**ENTRIES PROVIDED**
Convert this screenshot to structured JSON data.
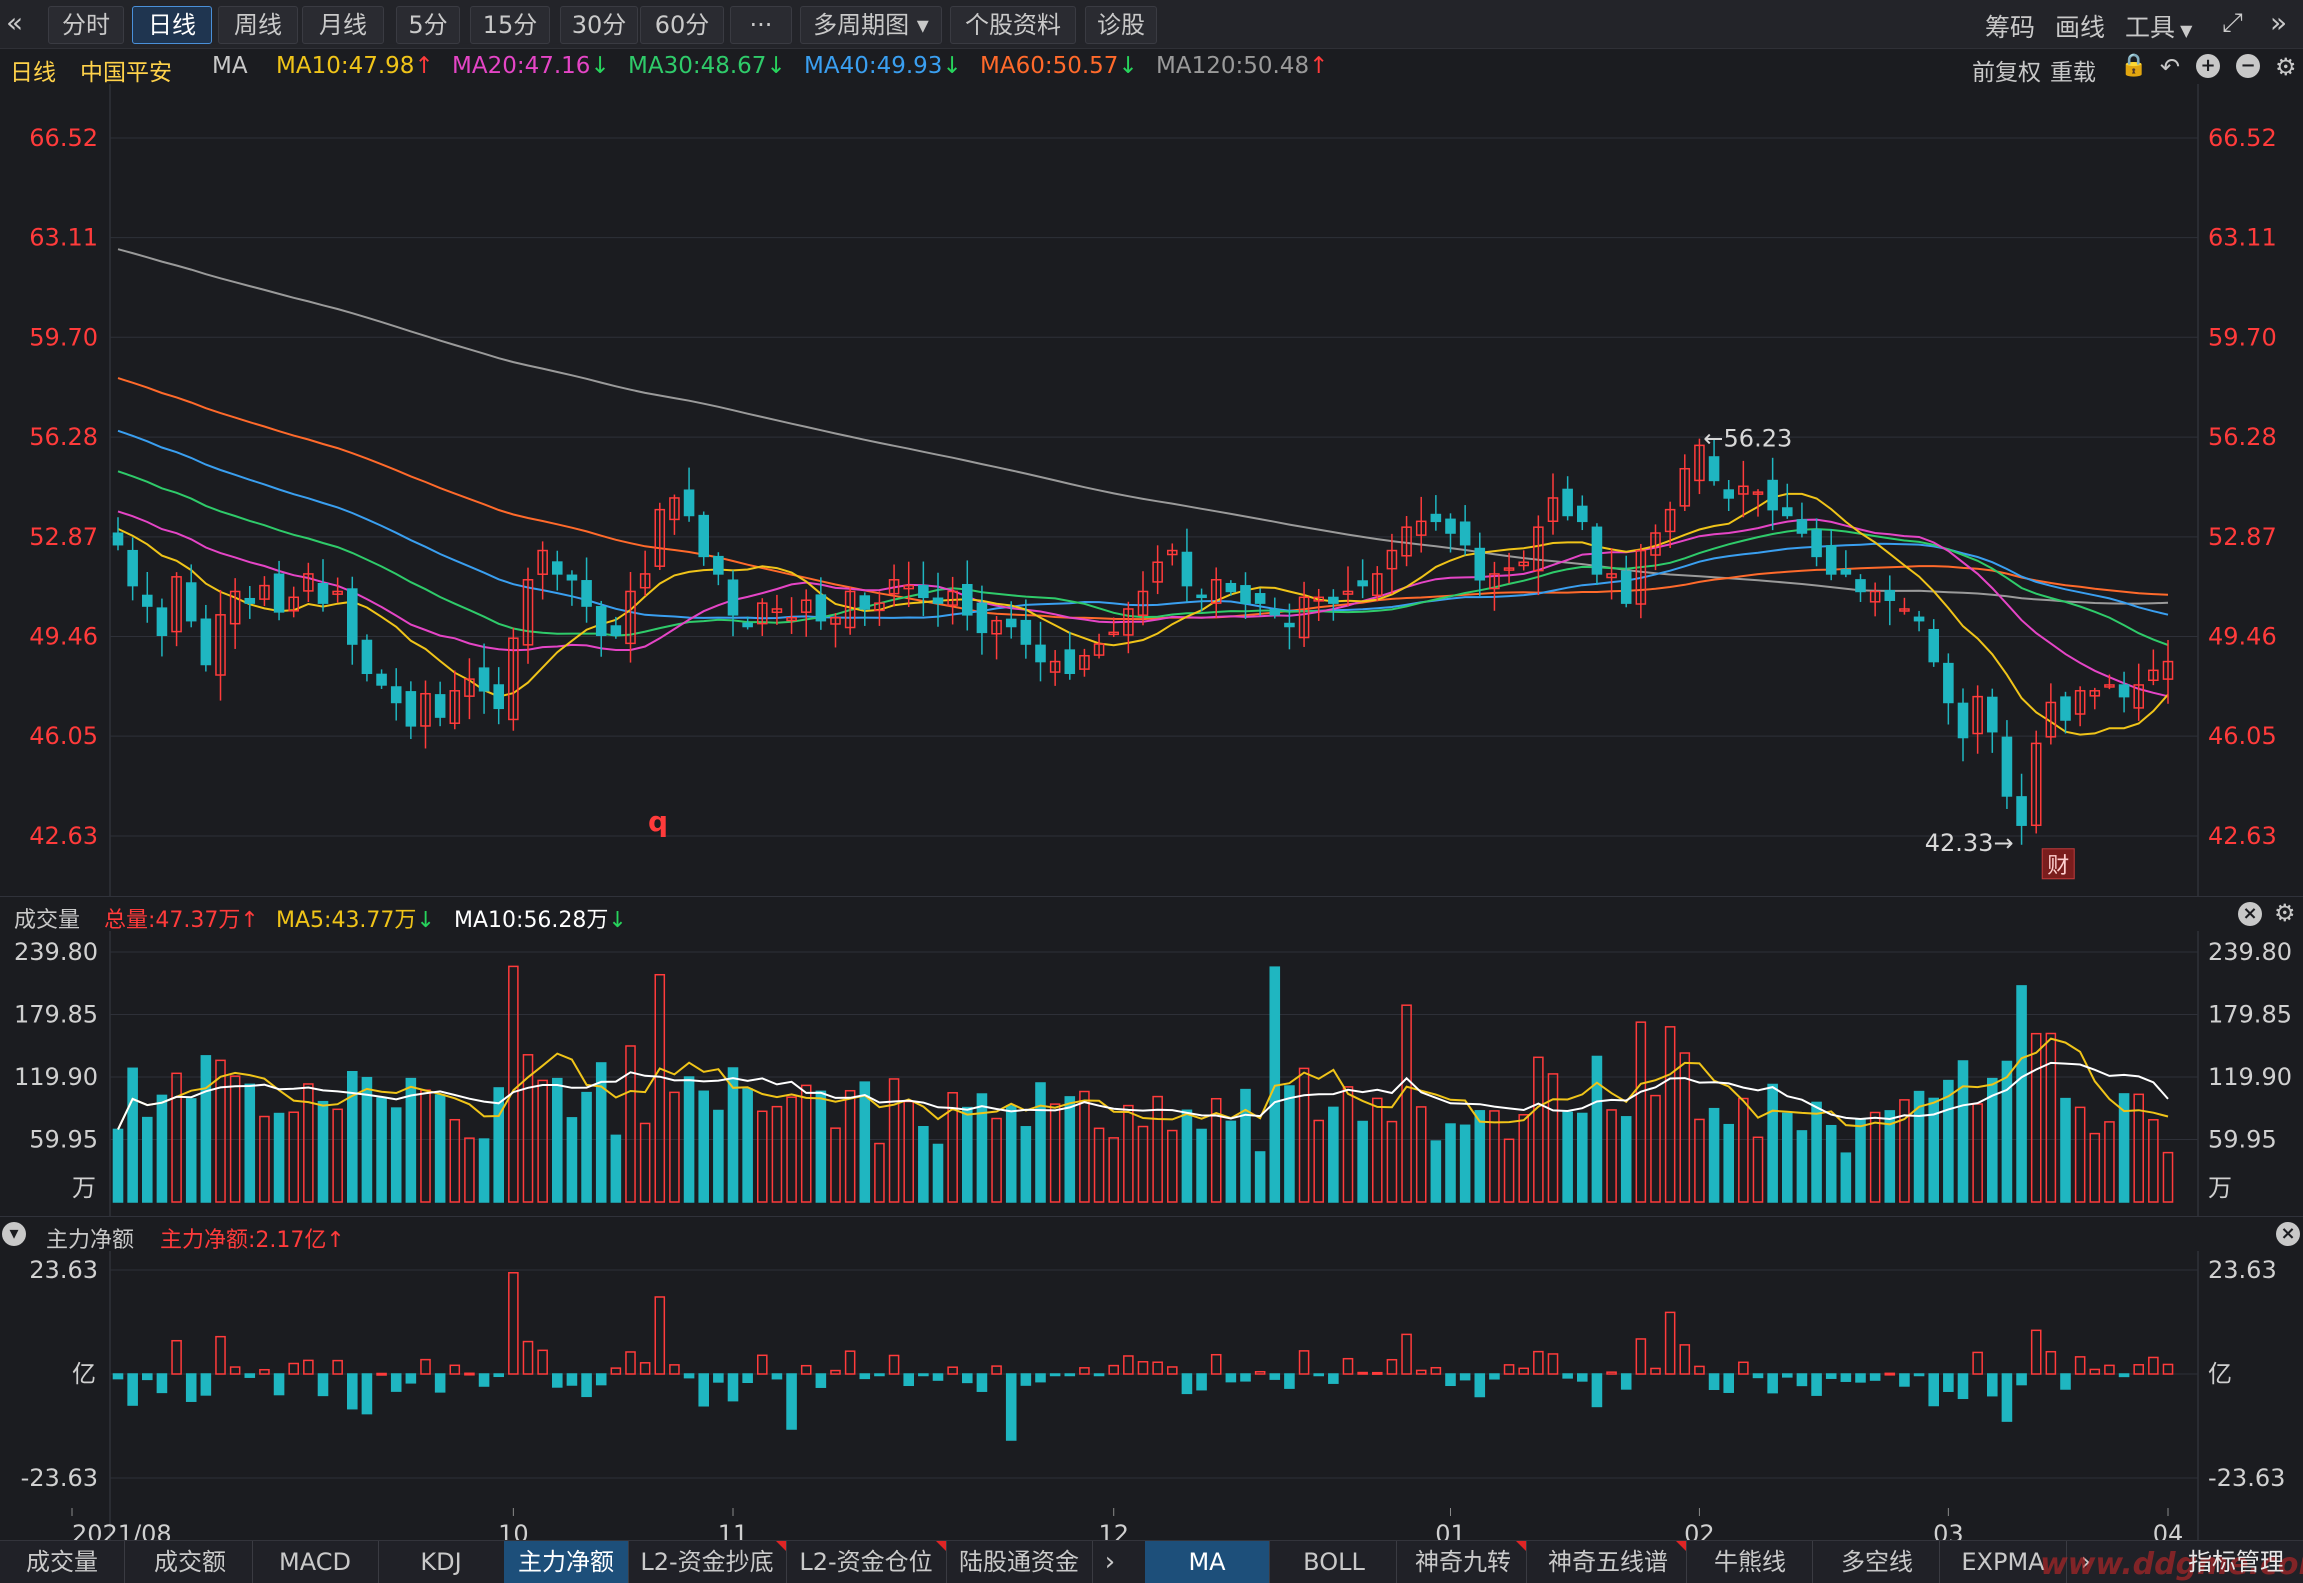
{
  "toolbar": {
    "back_icon": "double-chevron-left-icon",
    "tabs": [
      {
        "label": "分时",
        "active": false
      },
      {
        "label": "日线",
        "active": true
      },
      {
        "label": "周线",
        "active": false
      },
      {
        "label": "月线",
        "active": false
      },
      {
        "label": "5分",
        "active": false
      },
      {
        "label": "15分",
        "active": false
      },
      {
        "label": "30分",
        "active": false
      },
      {
        "label": "60分",
        "active": false
      },
      {
        "label": "···",
        "active": false
      },
      {
        "label": "多周期图",
        "active": false
      },
      {
        "label": "个股资料",
        "active": false
      },
      {
        "label": "诊股",
        "active": false
      }
    ],
    "right": {
      "chip": "筹码",
      "draw": "画线",
      "tools": "工具"
    }
  },
  "mabar": {
    "period": "日线",
    "stock": "中国平安",
    "indicator": "MA",
    "ma10": "MA10:47.98",
    "ma20": "MA20:47.16",
    "ma30": "MA30:48.67",
    "ma40": "MA40:49.93",
    "ma60": "MA60:50.57",
    "ma120": "MA120:50.48",
    "adjust": "前复权",
    "overlay": "重载"
  },
  "colors": {
    "up": "#ff3b3b",
    "down": "#1fb6c1",
    "ma10": "#f0c419",
    "ma20": "#e545c6",
    "ma30": "#2fcb6a",
    "ma40": "#3a9ff0",
    "ma60": "#ff6a2b",
    "ma120": "#9a9a9a",
    "ma5vol": "#f0c419",
    "ma10vol": "#ffffff"
  },
  "volume_panel": {
    "title": "成交量",
    "total": "总量:47.37万",
    "ma5": "MA5:43.77万",
    "ma10": "MA10:56.28万"
  },
  "fund_panel": {
    "title": "主力净额",
    "value": "主力净额:2.17亿"
  },
  "bottom_tabs_left": [
    "成交量",
    "成交额",
    "MACD",
    "KDJ",
    "主力净额",
    "L2-资金抄底",
    "L2-资金仓位",
    "陆股通资金"
  ],
  "bottom_tabs_left_active": "主力净额",
  "bottom_tabs_right": [
    "MA",
    "BOLL",
    "神奇九转",
    "神奇五线谱",
    "牛熊线",
    "多空线",
    "EXPMA"
  ],
  "bottom_tabs_right_active": "MA",
  "bottom_manage": "指标管理",
  "watermark": "www.ddgme.com",
  "chart_data": [
    {
      "type": "candlestick",
      "panel": "price",
      "y_ticks": [
        "66.52",
        "63.11",
        "59.70",
        "56.28",
        "52.87",
        "49.46",
        "46.05",
        "42.63"
      ],
      "ylim": [
        41.0,
        68.0
      ],
      "x_ticks": [
        "2021/08",
        "10",
        "11",
        "12",
        "01",
        "02",
        "03",
        "04"
      ],
      "annotations": {
        "high": "←56.23",
        "low": "42.33→",
        "finance_badge": "财",
        "marker": "q"
      },
      "closes": [
        52.6,
        51.2,
        50.5,
        49.5,
        51.5,
        50.0,
        48.5,
        50.2,
        51.0,
        50.6,
        51.2,
        50.3,
        50.8,
        51.6,
        50.6,
        51.0,
        49.2,
        48.2,
        47.8,
        47.2,
        46.4,
        47.5,
        46.7,
        47.6,
        48.0,
        47.6,
        47.0,
        49.4,
        51.4,
        52.4,
        51.6,
        51.4,
        50.5,
        49.5,
        49.5,
        51.0,
        51.6,
        53.8,
        54.2,
        53.6,
        52.2,
        51.6,
        50.2,
        49.8,
        50.6,
        50.4,
        50.1,
        50.7,
        50.0,
        50.1,
        51.0,
        50.4,
        50.6,
        51.4,
        51.2,
        50.8,
        50.6,
        51.0,
        50.2,
        49.6,
        50.0,
        49.8,
        49.2,
        48.6,
        48.6,
        48.2,
        48.8,
        49.2,
        49.6,
        50.4,
        51.0,
        52.0,
        52.4,
        51.2,
        50.8,
        51.4,
        51.0,
        50.6,
        50.6,
        50.2,
        49.8,
        50.8,
        50.8,
        50.6,
        51.0,
        51.2,
        51.6,
        52.4,
        53.2,
        53.4,
        53.4,
        53.0,
        52.6,
        51.4,
        51.6,
        51.8,
        52.0,
        53.2,
        54.2,
        53.6,
        53.4,
        51.6,
        51.6,
        50.6,
        52.4,
        53.0,
        53.8,
        55.2,
        56.0,
        54.8,
        54.2,
        54.6,
        54.4,
        53.8,
        53.6,
        53.0,
        52.2,
        51.6,
        51.6,
        51.0,
        51.0,
        50.7,
        50.4,
        50.0,
        48.6,
        47.2,
        46.0,
        47.4,
        46.2,
        44.0,
        43.0,
        45.8,
        47.2,
        46.6,
        47.6,
        47.6,
        47.8,
        47.4,
        47.8,
        48.3,
        48.6
      ]
    },
    {
      "type": "bar",
      "panel": "volume",
      "y_ticks": [
        "239.80",
        "179.85",
        "119.90",
        "59.95"
      ],
      "unit": "万",
      "ylim": [
        0,
        239.8
      ]
    },
    {
      "type": "bar",
      "panel": "main_net_inflow",
      "y_ticks": [
        "23.63",
        "-23.63"
      ],
      "unit": "亿",
      "ylim": [
        -23.63,
        23.63
      ]
    }
  ]
}
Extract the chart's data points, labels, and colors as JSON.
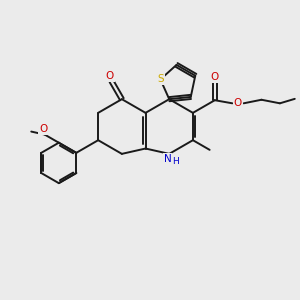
{
  "background_color": "#ebebeb",
  "fig_size": [
    3.0,
    3.0
  ],
  "dpi": 100,
  "bond_color": "#1a1a1a",
  "bond_lw": 1.4,
  "atom_colors": {
    "O": "#cc0000",
    "N": "#0000cc",
    "S": "#ccaa00",
    "C": "#1a1a1a"
  },
  "font_size": 7.5
}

**EXERCISE BRIEF**
Leave out every picture, and repeat word for word only the lines from the one holding "Extract the chart's" through the end of the entries above, both ends included.

**EXPECTED OUTPUT**
Extract the chart's data points, labels, and colors as JSON.
{
  "background_color": "#ebebeb",
  "fig_size": [
    3.0,
    3.0
  ],
  "dpi": 100,
  "bond_color": "#1a1a1a",
  "bond_lw": 1.4,
  "atom_colors": {
    "O": "#cc0000",
    "N": "#0000cc",
    "S": "#ccaa00",
    "C": "#1a1a1a"
  },
  "font_size": 7.5
}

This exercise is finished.